__What you will do__. Pull out every line of the listing below where "甲壳族是一种古老的类人乌龟恶魔种族" appears.

__Material provided__.
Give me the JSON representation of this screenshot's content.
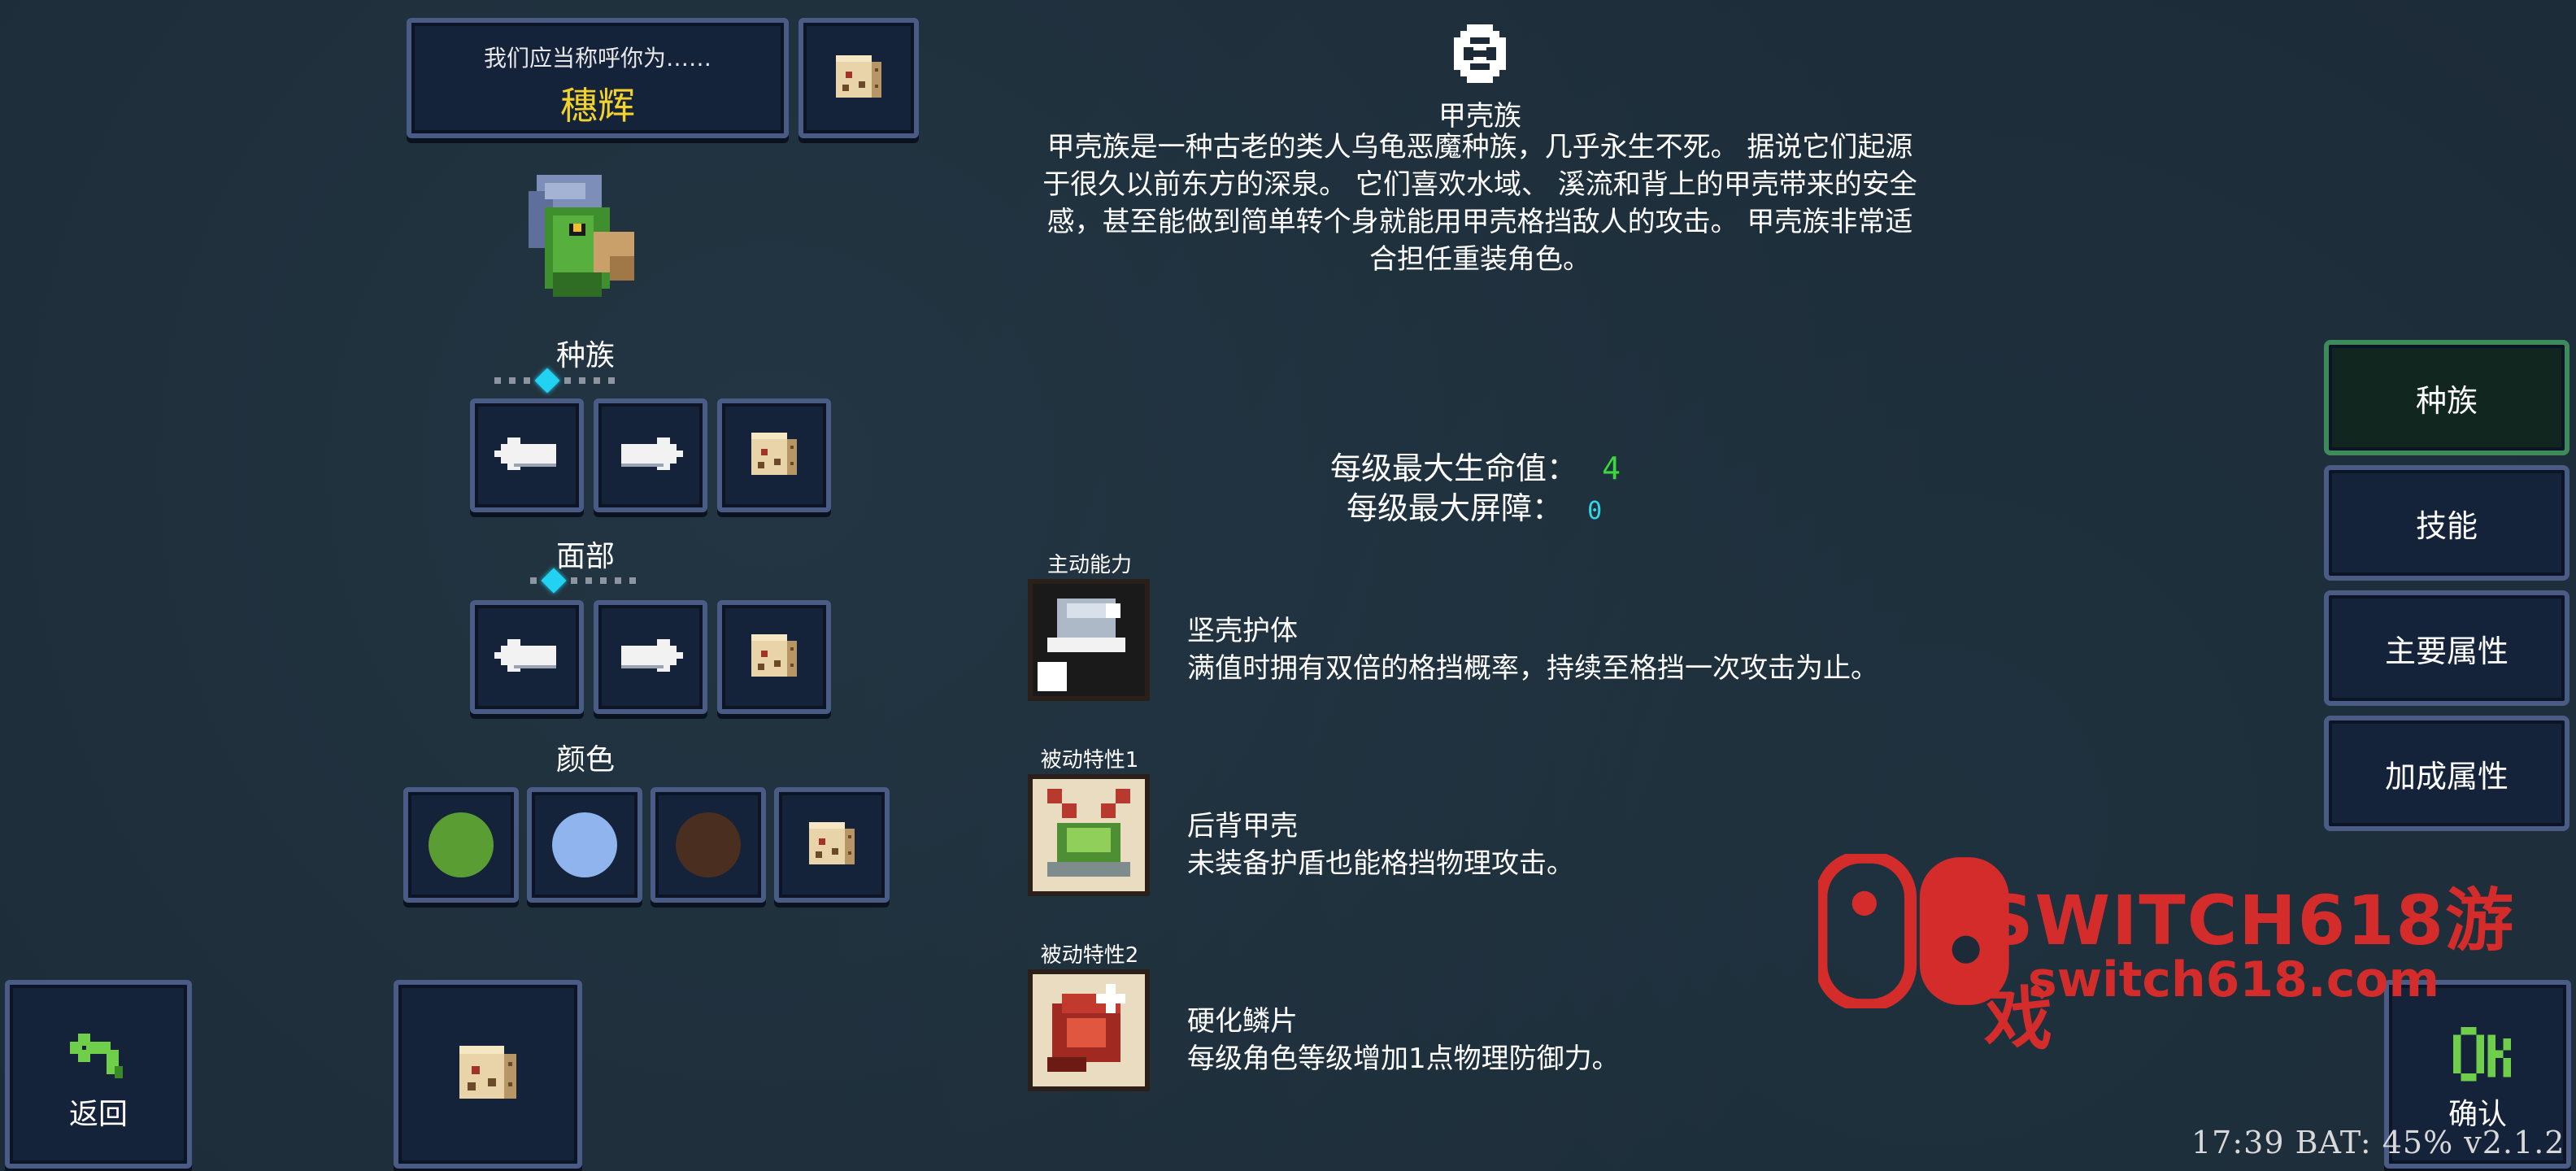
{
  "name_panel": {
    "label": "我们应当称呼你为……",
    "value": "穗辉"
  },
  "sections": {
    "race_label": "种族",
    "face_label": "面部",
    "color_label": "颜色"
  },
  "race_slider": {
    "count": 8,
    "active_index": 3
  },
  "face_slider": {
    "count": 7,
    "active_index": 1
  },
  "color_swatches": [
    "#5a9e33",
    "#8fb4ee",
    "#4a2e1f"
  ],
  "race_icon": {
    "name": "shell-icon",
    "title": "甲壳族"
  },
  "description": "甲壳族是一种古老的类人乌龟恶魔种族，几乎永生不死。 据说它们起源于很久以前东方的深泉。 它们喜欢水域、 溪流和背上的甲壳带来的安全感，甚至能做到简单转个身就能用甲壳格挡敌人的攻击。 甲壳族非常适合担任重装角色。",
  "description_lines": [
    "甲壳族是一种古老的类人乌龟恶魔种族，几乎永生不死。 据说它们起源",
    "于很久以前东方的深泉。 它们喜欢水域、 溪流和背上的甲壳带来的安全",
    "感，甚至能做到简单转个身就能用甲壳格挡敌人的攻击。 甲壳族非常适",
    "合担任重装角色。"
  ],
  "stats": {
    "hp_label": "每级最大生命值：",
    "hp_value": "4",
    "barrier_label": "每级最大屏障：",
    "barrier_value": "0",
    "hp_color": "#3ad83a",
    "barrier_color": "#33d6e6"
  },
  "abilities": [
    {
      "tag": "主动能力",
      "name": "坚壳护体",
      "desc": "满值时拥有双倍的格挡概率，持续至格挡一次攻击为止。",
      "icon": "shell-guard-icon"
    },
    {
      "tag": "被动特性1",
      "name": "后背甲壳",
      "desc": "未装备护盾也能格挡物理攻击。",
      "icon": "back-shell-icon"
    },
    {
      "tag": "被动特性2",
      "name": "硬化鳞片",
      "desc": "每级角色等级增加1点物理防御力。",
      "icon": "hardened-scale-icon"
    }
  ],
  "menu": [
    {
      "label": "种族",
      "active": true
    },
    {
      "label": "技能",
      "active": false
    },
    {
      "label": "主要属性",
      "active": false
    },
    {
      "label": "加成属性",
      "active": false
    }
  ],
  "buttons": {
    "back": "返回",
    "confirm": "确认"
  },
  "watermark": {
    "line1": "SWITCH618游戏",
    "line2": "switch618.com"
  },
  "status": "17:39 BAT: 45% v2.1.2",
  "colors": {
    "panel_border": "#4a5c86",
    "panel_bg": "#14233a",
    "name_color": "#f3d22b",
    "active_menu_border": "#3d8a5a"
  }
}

--

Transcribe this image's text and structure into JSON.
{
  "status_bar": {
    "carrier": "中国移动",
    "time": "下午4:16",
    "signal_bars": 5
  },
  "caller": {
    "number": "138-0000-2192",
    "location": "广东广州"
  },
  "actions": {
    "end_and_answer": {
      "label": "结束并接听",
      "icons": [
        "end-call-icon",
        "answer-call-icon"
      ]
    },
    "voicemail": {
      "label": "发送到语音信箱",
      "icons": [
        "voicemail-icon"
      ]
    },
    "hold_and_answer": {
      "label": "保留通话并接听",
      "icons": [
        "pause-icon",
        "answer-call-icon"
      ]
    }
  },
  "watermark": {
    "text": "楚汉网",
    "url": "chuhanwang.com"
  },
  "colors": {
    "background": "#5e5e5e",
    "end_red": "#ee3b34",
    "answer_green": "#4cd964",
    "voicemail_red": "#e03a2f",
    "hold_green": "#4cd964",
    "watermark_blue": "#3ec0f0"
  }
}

__Exercise response__.
  "description": "甲壳族是一种古老的类人乌龟恶魔种族，几乎永生不死。 据说它们起源于很久以前东方的深泉。 它们喜欢水域、 溪流和背上的甲壳带来的安全感，甚至能做到简单转个身就能用甲壳格挡敌人的攻击。 甲壳族非常适合担任重装角色。",
    "甲壳族是一种古老的类人乌龟恶魔种族，几乎永生不死。 据说它们起源",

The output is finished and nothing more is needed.